#### Written instruction:
Search the records below for the word "customers". Pull out each line that has it.

#### Task input:
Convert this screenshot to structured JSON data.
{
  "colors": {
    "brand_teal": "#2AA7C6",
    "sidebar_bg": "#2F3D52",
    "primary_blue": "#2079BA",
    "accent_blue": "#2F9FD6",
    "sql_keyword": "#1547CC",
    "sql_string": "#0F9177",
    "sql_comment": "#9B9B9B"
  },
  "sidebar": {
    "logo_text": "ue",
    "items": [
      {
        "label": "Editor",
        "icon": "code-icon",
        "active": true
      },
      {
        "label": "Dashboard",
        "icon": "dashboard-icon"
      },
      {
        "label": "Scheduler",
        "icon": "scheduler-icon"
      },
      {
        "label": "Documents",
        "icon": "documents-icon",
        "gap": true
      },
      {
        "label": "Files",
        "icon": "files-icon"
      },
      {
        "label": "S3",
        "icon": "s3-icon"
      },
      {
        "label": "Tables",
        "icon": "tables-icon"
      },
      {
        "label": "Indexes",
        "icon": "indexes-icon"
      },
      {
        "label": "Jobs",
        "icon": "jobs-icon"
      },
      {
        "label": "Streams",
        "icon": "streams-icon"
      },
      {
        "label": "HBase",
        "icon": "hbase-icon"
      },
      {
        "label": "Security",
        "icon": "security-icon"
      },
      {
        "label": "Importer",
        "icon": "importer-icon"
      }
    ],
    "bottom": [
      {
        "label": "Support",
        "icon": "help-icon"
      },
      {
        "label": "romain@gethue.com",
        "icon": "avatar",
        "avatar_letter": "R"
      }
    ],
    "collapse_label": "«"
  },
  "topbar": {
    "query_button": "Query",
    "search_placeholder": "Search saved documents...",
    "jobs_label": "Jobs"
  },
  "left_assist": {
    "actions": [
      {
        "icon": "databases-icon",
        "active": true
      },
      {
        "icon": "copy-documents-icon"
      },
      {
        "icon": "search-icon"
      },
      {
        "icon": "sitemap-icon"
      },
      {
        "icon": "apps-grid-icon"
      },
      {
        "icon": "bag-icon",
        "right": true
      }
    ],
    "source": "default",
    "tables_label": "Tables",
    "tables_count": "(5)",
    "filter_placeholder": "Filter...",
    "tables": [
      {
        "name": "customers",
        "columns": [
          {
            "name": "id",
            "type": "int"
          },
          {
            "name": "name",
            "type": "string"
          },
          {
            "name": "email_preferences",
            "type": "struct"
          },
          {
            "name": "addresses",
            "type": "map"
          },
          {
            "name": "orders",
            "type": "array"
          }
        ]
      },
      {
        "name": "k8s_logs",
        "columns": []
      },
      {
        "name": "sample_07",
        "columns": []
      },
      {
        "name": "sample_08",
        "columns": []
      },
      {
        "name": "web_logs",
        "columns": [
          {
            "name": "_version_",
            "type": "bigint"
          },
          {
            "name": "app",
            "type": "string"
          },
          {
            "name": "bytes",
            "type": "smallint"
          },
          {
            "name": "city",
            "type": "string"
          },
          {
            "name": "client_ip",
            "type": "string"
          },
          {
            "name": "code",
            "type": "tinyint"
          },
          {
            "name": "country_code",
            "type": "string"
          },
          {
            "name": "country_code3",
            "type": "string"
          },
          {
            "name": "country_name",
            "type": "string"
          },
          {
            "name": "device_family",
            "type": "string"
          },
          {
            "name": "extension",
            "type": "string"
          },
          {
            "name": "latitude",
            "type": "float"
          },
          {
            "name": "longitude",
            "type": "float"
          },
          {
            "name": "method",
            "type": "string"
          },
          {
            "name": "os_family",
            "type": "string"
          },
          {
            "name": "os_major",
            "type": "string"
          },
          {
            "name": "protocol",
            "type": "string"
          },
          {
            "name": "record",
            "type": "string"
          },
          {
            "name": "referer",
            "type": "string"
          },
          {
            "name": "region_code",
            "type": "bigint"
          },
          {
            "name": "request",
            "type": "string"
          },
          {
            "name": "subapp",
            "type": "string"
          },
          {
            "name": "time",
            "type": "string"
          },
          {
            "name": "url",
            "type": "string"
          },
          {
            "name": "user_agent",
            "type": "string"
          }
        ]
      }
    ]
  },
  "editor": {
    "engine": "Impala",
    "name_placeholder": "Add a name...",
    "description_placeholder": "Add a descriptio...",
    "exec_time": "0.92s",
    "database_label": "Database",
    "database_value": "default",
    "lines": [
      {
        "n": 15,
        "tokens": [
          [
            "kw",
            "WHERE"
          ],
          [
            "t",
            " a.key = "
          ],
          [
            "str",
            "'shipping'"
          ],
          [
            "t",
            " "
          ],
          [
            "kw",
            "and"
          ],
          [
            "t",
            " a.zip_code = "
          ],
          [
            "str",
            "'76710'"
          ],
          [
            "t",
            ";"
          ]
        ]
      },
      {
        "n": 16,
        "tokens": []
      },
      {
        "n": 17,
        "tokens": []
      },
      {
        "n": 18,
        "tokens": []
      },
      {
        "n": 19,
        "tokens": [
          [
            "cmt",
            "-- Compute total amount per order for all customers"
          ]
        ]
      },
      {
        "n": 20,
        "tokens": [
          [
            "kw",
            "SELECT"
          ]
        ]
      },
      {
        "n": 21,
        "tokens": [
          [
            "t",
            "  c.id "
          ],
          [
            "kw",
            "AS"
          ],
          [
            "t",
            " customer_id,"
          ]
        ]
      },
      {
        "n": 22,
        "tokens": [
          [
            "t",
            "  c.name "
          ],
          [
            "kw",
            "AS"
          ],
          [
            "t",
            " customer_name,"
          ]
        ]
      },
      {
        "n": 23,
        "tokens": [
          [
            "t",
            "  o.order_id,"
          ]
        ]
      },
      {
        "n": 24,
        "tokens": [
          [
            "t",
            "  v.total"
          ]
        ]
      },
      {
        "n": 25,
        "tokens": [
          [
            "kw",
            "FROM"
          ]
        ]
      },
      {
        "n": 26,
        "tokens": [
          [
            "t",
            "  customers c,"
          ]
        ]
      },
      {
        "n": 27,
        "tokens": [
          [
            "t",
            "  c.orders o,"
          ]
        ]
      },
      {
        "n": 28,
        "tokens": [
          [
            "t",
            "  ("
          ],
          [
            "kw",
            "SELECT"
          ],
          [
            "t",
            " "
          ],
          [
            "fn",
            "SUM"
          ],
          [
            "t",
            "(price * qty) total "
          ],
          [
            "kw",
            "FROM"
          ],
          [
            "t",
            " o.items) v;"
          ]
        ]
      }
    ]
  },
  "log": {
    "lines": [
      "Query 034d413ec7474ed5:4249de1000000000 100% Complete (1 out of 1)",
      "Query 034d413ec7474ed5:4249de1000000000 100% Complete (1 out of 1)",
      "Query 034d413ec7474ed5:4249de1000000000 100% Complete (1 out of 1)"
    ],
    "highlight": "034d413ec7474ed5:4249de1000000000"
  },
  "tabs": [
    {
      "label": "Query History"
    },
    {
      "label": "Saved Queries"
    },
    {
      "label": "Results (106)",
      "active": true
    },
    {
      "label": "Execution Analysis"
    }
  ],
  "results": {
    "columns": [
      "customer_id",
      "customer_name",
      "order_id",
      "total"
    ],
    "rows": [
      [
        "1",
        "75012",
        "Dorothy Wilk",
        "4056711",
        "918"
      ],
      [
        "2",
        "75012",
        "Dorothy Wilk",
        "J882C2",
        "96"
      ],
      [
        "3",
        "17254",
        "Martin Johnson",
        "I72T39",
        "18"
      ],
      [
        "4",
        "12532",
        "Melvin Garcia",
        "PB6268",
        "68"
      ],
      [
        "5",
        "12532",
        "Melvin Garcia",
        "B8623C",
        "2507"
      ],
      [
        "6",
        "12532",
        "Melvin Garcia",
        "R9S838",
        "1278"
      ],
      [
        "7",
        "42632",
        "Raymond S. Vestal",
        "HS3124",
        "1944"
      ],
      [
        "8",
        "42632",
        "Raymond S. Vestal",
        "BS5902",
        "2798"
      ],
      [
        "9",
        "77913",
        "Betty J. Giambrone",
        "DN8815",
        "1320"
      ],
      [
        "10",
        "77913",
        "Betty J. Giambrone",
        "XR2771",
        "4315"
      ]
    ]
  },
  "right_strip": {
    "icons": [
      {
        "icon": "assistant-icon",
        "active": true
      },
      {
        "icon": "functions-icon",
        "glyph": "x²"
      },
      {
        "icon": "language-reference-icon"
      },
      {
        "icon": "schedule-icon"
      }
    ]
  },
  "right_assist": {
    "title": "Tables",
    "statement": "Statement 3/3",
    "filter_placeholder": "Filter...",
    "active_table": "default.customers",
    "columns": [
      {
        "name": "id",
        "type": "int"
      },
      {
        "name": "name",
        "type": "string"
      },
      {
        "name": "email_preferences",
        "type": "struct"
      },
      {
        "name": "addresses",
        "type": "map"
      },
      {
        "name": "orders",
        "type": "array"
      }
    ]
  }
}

#### Full solution:
        "name": "customers",
            "-- Compute total amount per order for all customers"
            "  customers c,"
    "active_table": "default.customers",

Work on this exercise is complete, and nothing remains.